• [Apply what you read]
- a) In the pancreatic cancer trial extract, what dose of radiotherapy was given starting on day 43?
- b) Write a continuation of the pancreatic cancer trial extract, picking up right after its last sentence.

• [Page extract]
/---

Pancreatic cancer remains highly lethal. Previous attempts with neoadjuvant therapy in this disease have been inconclusive, but a potential for benefit exists. We conducted a phase II trial of dose-intense docetaxel and gemcitabine followed by twice-weekly gemcitabine and external beam radiotherapy in patients with pancreatic adenocarcinoma.

Methods

Patients with stage I to III disease were eligible. Docetaxel 65 mg/m2 intravenously over 1 hour and gemcitabine 4000 mg/m2 given intravenously over 30 minutes were given on days 1, 15, and 29. On day 43, radiotherapy was begun at 50.4 Gy with gemcitabine 50 mg/m2 intravenously over 30 minutes twice weekly for 12 doses. After treatment, patients were considered for resection.

\---

• [Records supplied]
/---

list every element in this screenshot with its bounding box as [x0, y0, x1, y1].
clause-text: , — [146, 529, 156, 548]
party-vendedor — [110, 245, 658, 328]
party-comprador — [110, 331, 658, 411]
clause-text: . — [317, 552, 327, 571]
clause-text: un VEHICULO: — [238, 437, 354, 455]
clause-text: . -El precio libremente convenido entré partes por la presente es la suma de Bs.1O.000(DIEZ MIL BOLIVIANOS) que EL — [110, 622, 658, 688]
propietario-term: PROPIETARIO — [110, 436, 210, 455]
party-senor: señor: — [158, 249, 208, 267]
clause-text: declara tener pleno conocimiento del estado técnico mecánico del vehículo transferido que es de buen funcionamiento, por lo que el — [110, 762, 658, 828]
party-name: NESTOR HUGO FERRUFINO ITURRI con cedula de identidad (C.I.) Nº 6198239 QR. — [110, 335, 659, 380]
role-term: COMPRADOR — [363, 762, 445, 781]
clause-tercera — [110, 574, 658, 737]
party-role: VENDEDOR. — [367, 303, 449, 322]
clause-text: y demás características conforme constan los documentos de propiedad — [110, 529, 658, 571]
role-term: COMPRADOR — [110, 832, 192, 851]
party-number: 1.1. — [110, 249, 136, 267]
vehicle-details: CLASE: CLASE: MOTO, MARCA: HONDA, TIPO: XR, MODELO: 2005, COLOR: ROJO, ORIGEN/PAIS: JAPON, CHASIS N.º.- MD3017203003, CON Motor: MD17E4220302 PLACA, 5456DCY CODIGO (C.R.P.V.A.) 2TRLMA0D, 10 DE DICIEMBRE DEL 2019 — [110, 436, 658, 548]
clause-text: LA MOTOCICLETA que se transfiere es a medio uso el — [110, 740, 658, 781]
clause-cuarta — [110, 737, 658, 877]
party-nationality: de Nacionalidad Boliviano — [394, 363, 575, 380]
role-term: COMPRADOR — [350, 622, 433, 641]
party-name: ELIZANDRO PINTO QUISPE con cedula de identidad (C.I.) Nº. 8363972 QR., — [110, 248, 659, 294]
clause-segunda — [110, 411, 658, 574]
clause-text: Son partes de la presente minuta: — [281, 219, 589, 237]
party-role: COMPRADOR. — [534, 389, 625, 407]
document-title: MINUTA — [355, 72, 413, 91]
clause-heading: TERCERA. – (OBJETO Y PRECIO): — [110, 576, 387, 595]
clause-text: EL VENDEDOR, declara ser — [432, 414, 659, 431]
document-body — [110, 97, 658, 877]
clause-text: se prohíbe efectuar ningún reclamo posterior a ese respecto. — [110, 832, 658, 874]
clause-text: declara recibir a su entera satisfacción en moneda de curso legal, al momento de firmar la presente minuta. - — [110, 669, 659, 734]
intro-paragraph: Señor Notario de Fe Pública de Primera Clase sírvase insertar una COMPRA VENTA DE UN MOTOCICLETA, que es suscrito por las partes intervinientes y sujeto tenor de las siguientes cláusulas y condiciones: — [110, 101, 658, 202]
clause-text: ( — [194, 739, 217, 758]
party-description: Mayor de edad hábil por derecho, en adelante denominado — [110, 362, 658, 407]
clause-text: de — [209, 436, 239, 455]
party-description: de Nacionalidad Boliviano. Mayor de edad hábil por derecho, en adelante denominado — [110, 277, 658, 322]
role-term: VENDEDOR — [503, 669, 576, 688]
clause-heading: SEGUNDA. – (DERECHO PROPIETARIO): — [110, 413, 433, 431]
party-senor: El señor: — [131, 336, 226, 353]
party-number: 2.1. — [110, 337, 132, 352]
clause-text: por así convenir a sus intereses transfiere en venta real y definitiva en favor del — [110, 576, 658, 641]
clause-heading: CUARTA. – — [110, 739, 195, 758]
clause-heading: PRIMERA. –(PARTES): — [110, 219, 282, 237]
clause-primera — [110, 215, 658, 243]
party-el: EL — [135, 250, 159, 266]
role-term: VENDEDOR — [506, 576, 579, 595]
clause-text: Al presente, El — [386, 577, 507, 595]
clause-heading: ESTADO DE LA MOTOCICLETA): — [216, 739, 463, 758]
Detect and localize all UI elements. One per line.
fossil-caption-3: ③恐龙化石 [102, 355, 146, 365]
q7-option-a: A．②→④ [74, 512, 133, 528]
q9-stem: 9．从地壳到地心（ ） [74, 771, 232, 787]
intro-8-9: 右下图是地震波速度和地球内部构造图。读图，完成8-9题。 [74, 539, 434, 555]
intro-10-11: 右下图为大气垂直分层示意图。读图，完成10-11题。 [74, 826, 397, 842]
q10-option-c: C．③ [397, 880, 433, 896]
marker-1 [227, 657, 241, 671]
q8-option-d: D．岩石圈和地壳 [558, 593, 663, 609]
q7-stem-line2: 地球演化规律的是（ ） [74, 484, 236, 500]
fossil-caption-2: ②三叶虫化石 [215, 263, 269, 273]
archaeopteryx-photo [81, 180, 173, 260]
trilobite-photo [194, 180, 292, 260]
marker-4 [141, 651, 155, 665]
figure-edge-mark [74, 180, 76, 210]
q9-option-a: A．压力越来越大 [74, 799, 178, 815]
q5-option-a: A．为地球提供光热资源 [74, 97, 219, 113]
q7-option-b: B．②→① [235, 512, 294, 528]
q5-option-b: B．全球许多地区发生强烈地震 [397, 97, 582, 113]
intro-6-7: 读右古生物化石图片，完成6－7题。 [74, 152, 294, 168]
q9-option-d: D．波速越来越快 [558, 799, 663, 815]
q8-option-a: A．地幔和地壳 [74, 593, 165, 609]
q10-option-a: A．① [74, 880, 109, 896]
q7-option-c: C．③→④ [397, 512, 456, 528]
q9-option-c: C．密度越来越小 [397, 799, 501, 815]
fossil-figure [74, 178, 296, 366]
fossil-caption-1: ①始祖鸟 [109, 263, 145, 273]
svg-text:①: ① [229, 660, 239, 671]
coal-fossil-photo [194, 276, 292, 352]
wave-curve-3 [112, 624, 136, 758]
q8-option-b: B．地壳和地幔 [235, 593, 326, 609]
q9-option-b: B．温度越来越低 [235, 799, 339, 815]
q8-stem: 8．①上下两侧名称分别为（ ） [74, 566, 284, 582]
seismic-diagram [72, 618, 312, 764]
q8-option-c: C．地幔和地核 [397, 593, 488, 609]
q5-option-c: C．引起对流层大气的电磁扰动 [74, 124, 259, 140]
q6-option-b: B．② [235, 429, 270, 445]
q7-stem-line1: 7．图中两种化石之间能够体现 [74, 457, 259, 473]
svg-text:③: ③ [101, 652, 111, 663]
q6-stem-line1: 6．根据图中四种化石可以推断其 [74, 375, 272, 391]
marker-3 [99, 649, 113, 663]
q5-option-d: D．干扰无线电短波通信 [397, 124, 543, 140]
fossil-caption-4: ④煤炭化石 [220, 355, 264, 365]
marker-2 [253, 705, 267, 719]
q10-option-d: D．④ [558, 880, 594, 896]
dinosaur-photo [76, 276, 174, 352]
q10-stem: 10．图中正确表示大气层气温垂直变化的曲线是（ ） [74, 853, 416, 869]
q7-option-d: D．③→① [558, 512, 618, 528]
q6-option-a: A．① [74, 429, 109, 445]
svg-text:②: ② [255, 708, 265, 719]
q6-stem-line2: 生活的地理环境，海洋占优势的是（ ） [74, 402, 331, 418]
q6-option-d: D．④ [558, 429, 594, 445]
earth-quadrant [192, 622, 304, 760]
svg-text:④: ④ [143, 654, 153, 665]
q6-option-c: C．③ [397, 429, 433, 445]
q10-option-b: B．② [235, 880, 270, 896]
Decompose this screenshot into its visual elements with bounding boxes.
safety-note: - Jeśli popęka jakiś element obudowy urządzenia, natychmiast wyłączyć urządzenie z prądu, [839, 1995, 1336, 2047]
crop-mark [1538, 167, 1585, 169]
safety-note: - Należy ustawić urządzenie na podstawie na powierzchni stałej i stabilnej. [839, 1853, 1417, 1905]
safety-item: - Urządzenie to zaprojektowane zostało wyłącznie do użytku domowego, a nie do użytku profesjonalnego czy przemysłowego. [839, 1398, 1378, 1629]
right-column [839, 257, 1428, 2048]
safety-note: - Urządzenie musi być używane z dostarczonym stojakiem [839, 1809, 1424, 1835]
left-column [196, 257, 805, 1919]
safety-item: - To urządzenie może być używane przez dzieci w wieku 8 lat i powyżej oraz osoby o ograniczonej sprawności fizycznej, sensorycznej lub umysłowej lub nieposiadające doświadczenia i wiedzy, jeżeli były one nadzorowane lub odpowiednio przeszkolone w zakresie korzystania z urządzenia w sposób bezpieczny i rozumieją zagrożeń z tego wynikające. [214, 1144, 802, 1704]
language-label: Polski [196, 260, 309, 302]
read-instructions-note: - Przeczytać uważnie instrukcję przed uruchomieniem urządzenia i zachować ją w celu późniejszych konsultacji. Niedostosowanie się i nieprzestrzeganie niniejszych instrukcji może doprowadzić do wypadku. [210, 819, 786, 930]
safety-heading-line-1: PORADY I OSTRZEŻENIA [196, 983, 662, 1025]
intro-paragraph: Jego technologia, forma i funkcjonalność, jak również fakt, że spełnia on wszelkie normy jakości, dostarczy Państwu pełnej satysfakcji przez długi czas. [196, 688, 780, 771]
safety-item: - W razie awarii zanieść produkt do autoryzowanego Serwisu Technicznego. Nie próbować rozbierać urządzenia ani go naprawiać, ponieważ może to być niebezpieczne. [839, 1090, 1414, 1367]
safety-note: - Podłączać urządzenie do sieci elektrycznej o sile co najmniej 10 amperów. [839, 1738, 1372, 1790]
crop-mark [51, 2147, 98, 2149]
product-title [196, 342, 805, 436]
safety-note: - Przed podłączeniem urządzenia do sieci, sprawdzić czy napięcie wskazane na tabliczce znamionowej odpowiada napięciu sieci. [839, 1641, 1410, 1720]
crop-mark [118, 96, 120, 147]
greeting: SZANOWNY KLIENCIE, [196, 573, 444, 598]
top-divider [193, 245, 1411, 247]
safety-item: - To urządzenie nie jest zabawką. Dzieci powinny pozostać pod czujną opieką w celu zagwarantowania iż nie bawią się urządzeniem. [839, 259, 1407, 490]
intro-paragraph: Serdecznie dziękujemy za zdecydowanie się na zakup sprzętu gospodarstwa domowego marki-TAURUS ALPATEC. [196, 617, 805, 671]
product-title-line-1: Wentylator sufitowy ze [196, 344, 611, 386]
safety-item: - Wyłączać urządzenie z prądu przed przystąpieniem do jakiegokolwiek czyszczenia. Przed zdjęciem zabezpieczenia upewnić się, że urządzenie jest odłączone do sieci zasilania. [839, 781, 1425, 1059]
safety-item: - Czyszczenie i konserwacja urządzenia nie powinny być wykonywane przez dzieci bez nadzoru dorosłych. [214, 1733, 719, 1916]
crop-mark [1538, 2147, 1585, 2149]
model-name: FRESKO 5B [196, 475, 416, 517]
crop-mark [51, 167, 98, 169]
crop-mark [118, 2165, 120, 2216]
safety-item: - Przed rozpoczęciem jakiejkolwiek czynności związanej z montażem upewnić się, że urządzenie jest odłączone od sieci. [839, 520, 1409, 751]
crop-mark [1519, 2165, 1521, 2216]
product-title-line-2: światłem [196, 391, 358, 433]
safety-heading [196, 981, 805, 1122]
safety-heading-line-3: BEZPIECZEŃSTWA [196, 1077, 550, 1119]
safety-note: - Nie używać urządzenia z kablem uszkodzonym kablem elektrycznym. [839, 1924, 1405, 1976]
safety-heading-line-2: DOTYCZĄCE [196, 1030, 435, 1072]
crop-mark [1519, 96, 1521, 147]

\---

• [Responses for each task]
- a) 50.4 Gy

- b)
Results

Twenty-four assessable patients were recruited onto the trial. All but one patient completed a full 12 weeks of therapy. Grade 3 and 4 hematological and nonhematological toxicities were common but manageable, and neutropenic fever did not occur. No patient had local tumor progression. Twelve patients (50%) responded by Response Evaluation Criteria in Solid Tumors Group (RECIST) criteria, including one radiographic complete response. Seventeen patients underwent resection after therapy. Margin-negative resections were performed in 13 patients, including 9 patients whose disease was borderline or unresectable before treatment. A treatment effect was seen in all resection specimens. There have been no local recurrences of tumor, and several patients remain alive without evidence of disease.

Conclusions

Docetaxel/gemcitabine followed by gemcitabine/radiotherapy is active in the treatment of pancreatic adenocarcinoma, with manageable toxicity. Tumor downstaging occurs in some patients to allow complete resection. Further investigation of this regimen is warranted.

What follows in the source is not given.